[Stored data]
-------
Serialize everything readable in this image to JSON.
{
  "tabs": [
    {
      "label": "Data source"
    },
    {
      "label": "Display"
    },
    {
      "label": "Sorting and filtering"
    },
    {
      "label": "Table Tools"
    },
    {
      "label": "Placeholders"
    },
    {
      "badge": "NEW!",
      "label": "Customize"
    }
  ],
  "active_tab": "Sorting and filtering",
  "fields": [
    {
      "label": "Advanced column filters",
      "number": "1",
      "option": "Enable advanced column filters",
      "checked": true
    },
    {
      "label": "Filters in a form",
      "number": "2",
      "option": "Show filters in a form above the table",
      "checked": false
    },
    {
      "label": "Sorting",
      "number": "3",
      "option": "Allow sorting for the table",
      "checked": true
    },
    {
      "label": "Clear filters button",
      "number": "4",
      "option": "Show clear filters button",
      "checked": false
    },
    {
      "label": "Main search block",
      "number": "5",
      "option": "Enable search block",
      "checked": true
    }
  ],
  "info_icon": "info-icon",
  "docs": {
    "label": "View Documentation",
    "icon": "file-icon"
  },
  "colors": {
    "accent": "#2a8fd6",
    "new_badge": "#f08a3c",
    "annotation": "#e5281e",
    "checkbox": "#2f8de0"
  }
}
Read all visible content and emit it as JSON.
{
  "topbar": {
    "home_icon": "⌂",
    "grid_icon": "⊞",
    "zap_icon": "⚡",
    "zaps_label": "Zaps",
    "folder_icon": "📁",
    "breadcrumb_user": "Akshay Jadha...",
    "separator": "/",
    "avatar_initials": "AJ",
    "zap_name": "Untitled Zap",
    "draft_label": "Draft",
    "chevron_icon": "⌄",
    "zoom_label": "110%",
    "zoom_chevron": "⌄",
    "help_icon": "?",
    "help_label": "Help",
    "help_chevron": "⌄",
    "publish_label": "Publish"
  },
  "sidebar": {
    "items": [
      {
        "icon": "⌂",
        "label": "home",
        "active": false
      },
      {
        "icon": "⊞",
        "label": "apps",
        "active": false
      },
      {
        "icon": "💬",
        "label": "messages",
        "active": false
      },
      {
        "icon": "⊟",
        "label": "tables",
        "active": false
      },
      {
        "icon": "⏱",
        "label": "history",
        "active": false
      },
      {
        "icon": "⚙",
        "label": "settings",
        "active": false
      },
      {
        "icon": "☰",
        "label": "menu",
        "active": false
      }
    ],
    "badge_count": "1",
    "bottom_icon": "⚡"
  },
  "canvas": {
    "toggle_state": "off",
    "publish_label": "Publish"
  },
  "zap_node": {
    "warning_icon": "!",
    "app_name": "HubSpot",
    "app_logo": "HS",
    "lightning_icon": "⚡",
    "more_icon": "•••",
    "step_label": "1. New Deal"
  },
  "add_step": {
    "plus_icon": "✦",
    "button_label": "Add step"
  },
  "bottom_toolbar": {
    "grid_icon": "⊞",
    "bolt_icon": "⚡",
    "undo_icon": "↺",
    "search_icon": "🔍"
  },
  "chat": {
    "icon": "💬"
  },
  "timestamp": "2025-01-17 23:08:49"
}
-------
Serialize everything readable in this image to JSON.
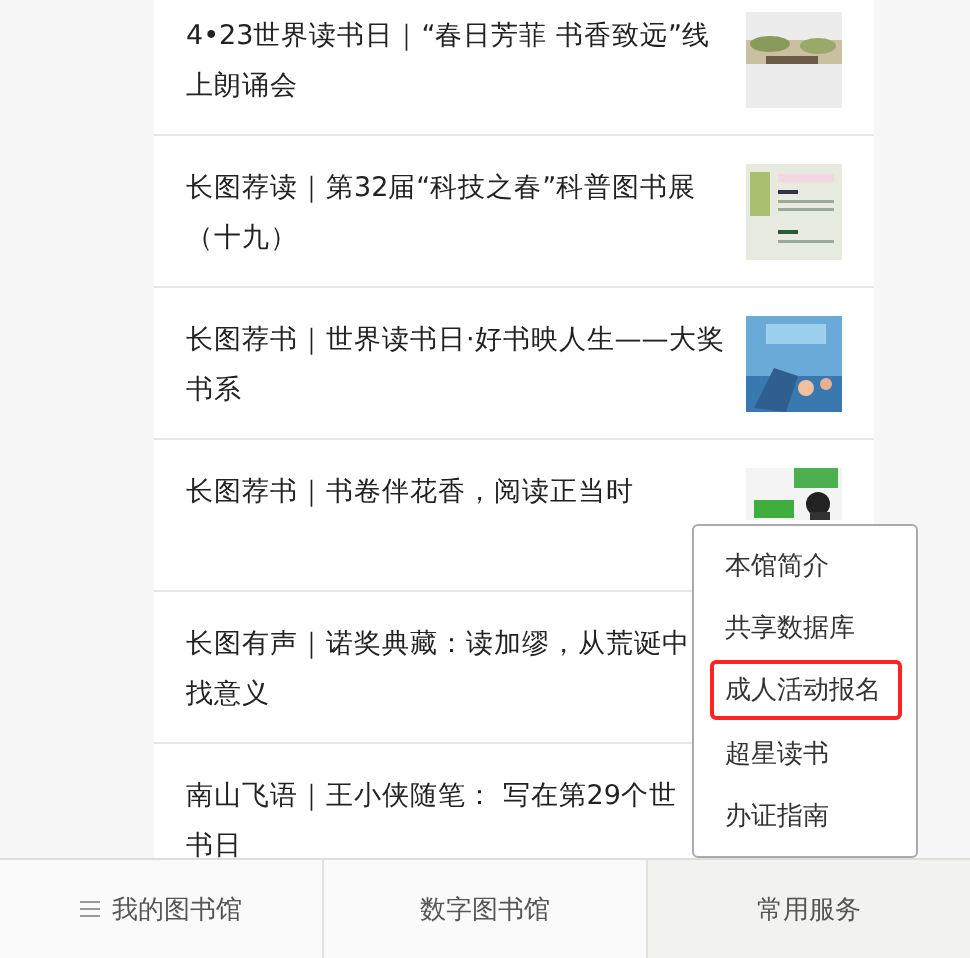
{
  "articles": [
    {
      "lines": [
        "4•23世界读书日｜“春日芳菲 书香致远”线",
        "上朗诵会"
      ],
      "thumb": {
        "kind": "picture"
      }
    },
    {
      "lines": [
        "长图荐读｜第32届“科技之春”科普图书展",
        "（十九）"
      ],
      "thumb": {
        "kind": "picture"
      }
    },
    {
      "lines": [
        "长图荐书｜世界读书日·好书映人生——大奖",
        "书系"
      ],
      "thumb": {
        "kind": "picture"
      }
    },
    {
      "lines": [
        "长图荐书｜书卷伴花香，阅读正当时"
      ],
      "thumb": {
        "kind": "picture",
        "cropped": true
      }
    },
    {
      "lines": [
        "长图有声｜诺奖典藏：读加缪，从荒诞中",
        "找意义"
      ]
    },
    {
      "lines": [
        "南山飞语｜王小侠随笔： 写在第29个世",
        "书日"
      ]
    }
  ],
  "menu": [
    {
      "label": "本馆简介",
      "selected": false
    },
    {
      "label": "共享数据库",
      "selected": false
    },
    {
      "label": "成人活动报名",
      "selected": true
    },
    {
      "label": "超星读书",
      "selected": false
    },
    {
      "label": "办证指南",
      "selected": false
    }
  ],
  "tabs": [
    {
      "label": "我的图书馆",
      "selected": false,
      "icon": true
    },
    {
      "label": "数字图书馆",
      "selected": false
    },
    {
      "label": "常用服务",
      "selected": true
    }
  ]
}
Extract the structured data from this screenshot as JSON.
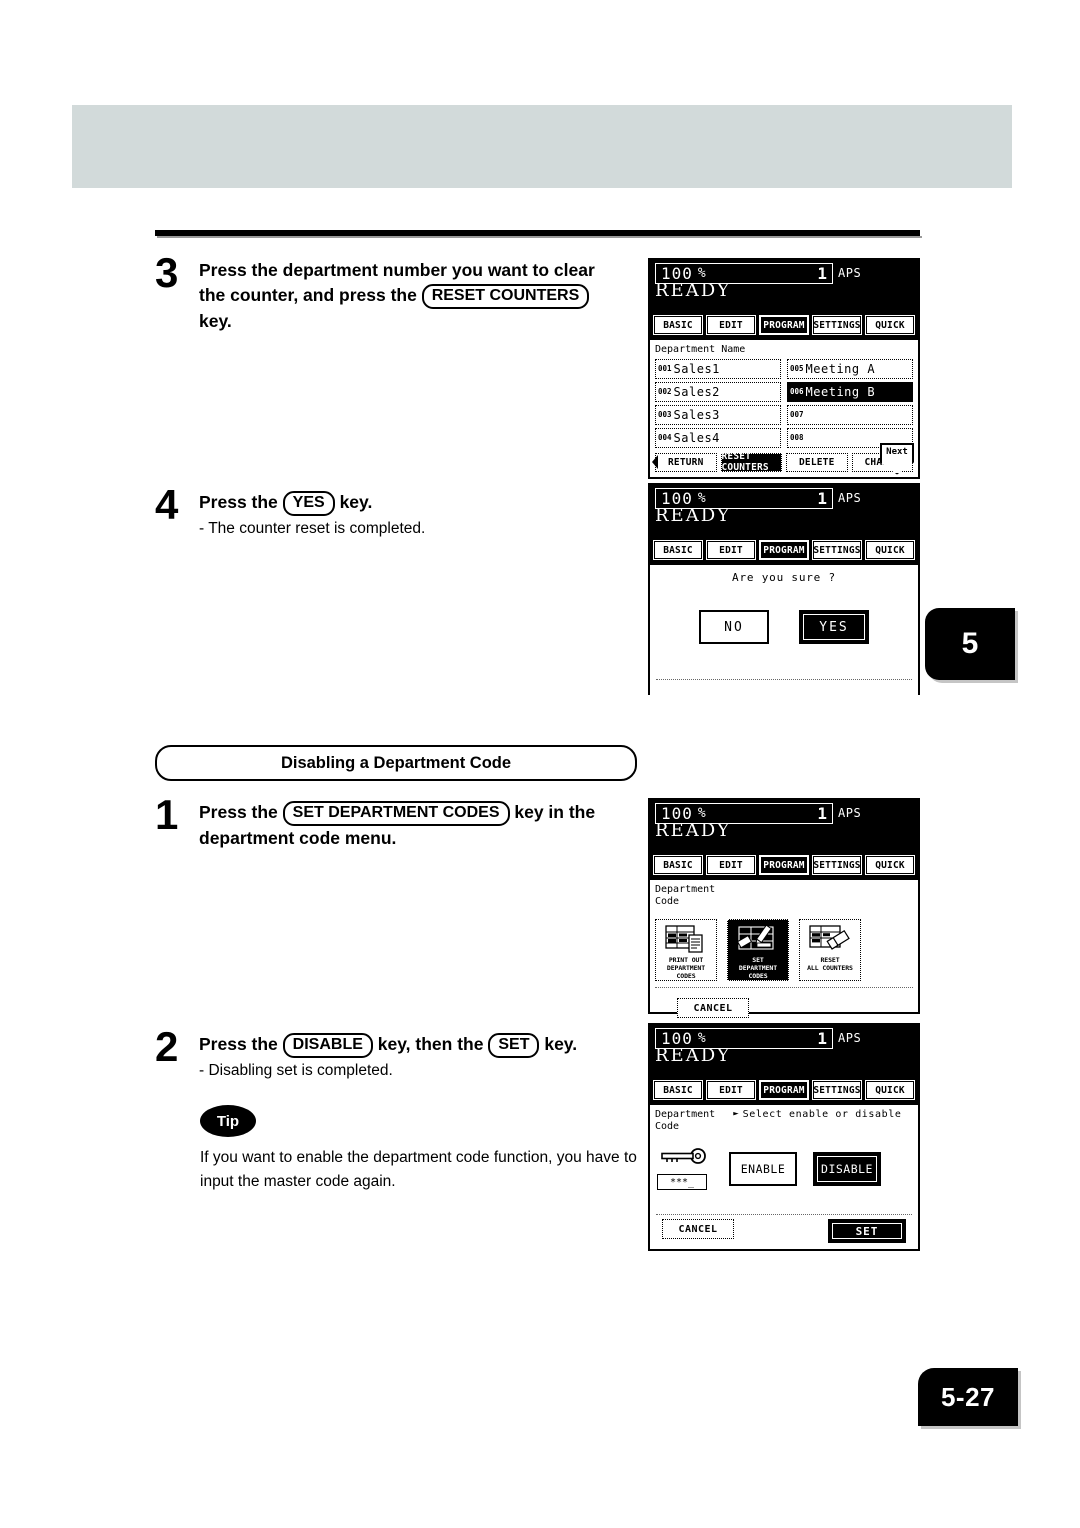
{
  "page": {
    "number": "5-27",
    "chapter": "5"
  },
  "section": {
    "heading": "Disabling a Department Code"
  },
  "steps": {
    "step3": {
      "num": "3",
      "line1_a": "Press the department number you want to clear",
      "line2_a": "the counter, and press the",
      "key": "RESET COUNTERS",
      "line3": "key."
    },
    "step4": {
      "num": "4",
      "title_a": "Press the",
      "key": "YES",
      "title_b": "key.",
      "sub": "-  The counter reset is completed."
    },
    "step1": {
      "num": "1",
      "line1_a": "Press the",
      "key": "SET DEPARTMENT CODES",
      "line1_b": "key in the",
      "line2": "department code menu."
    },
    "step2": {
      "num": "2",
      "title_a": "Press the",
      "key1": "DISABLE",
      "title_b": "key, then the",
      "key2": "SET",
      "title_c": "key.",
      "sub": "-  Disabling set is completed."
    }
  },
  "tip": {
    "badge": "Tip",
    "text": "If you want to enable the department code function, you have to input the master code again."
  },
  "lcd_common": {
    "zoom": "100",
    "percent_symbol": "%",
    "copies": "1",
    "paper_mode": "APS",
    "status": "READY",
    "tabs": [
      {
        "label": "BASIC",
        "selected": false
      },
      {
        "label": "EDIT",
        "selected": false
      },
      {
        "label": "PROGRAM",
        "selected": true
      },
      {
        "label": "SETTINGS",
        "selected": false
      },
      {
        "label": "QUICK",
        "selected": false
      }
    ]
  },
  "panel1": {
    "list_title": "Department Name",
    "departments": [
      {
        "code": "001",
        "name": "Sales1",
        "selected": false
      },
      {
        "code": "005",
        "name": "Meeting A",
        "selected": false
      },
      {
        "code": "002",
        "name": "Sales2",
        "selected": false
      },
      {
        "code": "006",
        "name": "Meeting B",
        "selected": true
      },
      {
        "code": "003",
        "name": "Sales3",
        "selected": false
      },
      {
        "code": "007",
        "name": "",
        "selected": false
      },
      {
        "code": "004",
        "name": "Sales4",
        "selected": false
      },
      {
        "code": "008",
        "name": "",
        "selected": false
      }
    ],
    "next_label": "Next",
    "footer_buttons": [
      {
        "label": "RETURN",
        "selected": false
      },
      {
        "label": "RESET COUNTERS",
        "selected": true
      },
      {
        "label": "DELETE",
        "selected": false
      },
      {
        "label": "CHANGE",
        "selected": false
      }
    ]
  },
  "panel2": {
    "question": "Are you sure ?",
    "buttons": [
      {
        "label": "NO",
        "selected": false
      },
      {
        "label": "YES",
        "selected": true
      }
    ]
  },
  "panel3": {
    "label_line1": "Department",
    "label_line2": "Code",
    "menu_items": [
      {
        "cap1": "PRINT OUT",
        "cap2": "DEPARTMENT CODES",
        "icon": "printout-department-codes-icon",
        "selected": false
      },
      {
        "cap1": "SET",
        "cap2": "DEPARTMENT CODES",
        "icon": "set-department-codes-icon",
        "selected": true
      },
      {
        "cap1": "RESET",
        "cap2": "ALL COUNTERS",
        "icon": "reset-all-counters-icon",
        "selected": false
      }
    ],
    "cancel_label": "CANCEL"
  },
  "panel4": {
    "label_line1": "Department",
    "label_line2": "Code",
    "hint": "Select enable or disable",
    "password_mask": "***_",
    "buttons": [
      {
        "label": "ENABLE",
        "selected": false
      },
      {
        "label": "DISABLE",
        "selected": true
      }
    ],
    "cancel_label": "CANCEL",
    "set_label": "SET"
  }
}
-------
| Short exercise |
Copy, from the material, each line that holds the string "block".

| Complete output |
      "label": "Main search block",
      "option": "Enable search block",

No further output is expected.